__WHAT IS REQUIRED__
Look through the records below, and copy out every line that holds the string "downloads".

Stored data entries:
--- BEGIN ---
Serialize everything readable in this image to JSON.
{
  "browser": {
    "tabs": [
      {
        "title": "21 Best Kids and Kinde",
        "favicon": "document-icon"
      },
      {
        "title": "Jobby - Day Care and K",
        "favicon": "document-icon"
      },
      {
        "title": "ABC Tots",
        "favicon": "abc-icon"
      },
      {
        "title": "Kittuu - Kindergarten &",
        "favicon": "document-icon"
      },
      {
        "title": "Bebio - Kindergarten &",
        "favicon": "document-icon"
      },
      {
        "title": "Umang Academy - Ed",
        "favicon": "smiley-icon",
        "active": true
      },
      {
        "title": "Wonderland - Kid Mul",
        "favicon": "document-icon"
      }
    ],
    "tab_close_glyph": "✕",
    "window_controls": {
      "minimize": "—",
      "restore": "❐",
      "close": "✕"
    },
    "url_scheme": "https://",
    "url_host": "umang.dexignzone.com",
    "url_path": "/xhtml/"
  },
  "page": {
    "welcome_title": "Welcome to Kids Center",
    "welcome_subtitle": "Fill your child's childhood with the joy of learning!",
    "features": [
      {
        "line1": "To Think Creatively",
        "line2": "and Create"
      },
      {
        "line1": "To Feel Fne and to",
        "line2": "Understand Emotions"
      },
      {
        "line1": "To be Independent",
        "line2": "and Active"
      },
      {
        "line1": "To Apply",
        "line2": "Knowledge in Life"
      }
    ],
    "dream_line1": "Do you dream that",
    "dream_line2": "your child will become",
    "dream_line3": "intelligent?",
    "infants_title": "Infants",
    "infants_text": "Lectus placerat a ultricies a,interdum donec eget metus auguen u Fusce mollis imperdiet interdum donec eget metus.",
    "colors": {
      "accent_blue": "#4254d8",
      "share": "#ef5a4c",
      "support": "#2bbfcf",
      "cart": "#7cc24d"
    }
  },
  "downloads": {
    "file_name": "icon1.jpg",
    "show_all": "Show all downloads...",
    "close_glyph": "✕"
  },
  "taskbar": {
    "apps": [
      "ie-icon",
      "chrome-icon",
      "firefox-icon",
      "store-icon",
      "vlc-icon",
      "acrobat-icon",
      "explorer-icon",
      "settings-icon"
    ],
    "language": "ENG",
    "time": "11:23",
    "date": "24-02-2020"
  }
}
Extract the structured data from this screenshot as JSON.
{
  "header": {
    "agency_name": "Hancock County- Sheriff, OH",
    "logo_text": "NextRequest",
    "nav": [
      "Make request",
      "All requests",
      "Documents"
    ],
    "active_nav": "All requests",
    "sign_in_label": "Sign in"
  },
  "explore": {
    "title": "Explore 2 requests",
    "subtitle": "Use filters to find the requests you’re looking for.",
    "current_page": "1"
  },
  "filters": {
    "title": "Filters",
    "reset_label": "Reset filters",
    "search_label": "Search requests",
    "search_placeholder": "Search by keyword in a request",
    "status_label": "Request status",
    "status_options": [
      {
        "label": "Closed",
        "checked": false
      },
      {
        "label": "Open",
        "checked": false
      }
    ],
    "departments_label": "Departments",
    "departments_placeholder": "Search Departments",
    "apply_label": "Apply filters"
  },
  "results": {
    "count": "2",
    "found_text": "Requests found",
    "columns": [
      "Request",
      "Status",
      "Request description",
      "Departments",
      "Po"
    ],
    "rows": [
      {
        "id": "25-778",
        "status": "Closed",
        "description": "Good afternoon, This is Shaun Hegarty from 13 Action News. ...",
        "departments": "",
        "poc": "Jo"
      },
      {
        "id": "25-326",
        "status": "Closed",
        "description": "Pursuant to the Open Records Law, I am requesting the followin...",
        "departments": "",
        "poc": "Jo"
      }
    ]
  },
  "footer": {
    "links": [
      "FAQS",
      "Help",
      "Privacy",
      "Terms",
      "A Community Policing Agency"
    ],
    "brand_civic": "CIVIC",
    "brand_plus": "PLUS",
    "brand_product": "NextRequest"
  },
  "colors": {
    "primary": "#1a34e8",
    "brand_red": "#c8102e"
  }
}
--- END ---
__EXERCISE RESPONSE__
  "downloads": {
    "show_all": "Show all downloads...",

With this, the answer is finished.